**Text for analysis**
Maybe it was his foray into film that did it, but scratch away at the pompous promotion and you’ll find that The 20/20 Experience pulls off precisely what Timberlake could only attempt, seven years ago, with FutureSex/LoveSounds: the application of pop with a cinematic eye.
Never a man svelte of style, what makes Timberlake’s return so captivating is the way in which it acts as a confluence for the best pop, R&B and soul moments to come out of the last handful of decades. Take ‘Strawberry Bubblegum’ for example – a track that, in its eight minutes, references not only Barry White in its introductory croon, but also the ambient R&B soundscapes that have come to be popularised by the likes of Drake and Frank Ocean. However, the most playful homage comes during its refrain, in which Timberlake makes a tongue-in-cheek reference to ‘Pop’, the 2001 hit from his early days in ‘N Sync.

**Extracted data**
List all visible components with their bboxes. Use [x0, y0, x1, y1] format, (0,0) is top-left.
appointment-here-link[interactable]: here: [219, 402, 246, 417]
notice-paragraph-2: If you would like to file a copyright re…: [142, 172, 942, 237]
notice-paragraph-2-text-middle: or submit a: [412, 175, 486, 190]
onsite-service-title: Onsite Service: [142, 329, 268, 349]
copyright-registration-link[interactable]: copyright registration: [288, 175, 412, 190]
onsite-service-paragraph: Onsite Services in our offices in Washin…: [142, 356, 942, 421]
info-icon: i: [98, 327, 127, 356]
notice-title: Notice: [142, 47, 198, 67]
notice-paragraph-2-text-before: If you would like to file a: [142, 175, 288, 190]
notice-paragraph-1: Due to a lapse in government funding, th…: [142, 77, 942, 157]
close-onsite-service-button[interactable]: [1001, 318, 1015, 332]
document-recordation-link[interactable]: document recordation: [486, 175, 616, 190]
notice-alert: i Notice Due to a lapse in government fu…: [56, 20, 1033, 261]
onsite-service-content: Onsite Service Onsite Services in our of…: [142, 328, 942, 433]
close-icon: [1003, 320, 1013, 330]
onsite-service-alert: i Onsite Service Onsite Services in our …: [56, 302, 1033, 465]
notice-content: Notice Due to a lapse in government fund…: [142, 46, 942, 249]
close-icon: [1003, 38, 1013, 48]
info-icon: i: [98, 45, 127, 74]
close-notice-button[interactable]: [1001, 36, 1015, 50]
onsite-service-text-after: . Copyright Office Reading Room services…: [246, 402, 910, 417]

**Assigned task**
Please write the next part of the review of The 20/20 Experience, starting after its last sentence. The lines have no connection to the review of The 20/20 Experience.

**Expected answer**
Not only is this a fine comeback from JT, but the record marks a true return to form from close collaborator Timbaland, whose work post-2008 felt uncharacteristically uninspired. ‘Don’t Hold the Wall’ breathes new life into the Eastern-influenced production that made chart-toppers of the likes of Nelly Furtado and Missy Elliott. In many ways he sounds as revitalised as Timberlake, if not more so, for the stellar single ‘Mirrors’ may well be one of his finest projects.
In many ways, the release of The 20/20 Experience‘s largely lacklustre second instalment allowed us to appreciate what went so right with its counterpart. Contrary to the beliefs of its detractors, The 20/20 Experience isn’t simply maximalist for its own sake. Rather, its indulgences are a necessary means through which Timberlake is able to tread the line between nostalgia and futurism, all while wearing the sharpest shoes on the planet.